• _Directive_
Write out exactly the lines below that run from the line containing "What does this" through the last line of the records.

-- START Given information --

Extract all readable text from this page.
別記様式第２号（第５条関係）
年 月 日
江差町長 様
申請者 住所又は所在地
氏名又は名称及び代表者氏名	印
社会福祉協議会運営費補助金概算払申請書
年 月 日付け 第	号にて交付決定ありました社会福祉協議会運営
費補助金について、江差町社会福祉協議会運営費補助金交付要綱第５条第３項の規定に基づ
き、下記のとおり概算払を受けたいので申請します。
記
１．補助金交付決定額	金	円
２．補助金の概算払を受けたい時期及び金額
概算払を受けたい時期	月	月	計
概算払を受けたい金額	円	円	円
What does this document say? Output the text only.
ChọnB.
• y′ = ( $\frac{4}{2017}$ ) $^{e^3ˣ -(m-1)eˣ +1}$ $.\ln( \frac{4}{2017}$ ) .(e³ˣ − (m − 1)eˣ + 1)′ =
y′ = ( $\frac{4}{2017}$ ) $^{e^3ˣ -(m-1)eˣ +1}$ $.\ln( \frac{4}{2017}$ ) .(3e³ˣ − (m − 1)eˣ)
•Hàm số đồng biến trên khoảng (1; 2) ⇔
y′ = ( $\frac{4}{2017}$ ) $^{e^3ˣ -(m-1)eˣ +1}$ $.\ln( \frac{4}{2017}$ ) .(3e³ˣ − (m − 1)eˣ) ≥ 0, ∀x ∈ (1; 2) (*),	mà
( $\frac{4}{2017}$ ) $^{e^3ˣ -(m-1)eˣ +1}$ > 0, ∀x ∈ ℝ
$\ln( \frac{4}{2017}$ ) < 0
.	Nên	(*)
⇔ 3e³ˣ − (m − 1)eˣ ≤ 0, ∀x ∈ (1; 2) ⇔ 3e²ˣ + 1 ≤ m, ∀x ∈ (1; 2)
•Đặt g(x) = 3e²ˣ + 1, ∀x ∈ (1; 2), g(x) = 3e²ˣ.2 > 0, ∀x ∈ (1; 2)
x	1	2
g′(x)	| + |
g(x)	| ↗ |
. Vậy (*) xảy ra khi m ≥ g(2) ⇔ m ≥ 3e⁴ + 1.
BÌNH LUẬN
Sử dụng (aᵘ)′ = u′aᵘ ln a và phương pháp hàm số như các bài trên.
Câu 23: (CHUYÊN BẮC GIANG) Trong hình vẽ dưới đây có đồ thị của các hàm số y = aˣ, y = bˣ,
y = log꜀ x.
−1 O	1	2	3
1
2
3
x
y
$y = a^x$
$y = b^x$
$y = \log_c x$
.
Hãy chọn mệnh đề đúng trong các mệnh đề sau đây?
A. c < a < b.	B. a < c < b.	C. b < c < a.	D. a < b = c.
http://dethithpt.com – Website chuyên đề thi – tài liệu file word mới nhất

-- END Given information --

• _Result of this task_
What does this document say? Output the text only.
ChọnB.
• y′ = ( $\frac{4}{2017}$ ) $^{e^3ˣ -(m-1)eˣ +1}$ $.\ln( \frac{4}{2017}$ ) .(e³ˣ − (m − 1)eˣ + 1)′ =
y′ = ( $\frac{4}{2017}$ ) $^{e^3ˣ -(m-1)eˣ +1}$ $.\ln( \frac{4}{2017}$ ) .(3e³ˣ − (m − 1)eˣ)
•Hàm số đồng biến trên khoảng (1; 2) ⇔
y′ = ( $\frac{4}{2017}$ ) $^{e^3ˣ -(m-1)eˣ +1}$ $.\ln( \frac{4}{2017}$ ) .(3e³ˣ − (m − 1)eˣ) ≥ 0, ∀x ∈ (1; 2) (*),	mà
( $\frac{4}{2017}$ ) $^{e^3ˣ -(m-1)eˣ +1}$ > 0, ∀x ∈ ℝ
$\ln( \frac{4}{2017}$ ) < 0
.	Nên	(*)
⇔ 3e³ˣ − (m − 1)eˣ ≤ 0, ∀x ∈ (1; 2) ⇔ 3e²ˣ + 1 ≤ m, ∀x ∈ (1; 2)
•Đặt g(x) = 3e²ˣ + 1, ∀x ∈ (1; 2), g(x) = 3e²ˣ.2 > 0, ∀x ∈ (1; 2)
x	1	2
g′(x)	| + |
g(x)	| ↗ |
. Vậy (*) xảy ra khi m ≥ g(2) ⇔ m ≥ 3e⁴ + 1.
BÌNH LUẬN
Sử dụng (aᵘ)′ = u′aᵘ ln a và phương pháp hàm số như các bài trên.
Câu 23: (CHUYÊN BẮC GIANG) Trong hình vẽ dưới đây có đồ thị của các hàm số y = aˣ, y = bˣ,
y = log꜀ x.
−1 O	1	2	3
1
2
3
x
y
$y = a^x$
$y = b^x$
$y = \log_c x$
.
Hãy chọn mệnh đề đúng trong các mệnh đề sau đây?
A. c < a < b.	B. a < c < b.	C. b < c < a.	D. a < b = c.
http://dethithpt.com – Website chuyên đề thi – tài liệu file word mới nhất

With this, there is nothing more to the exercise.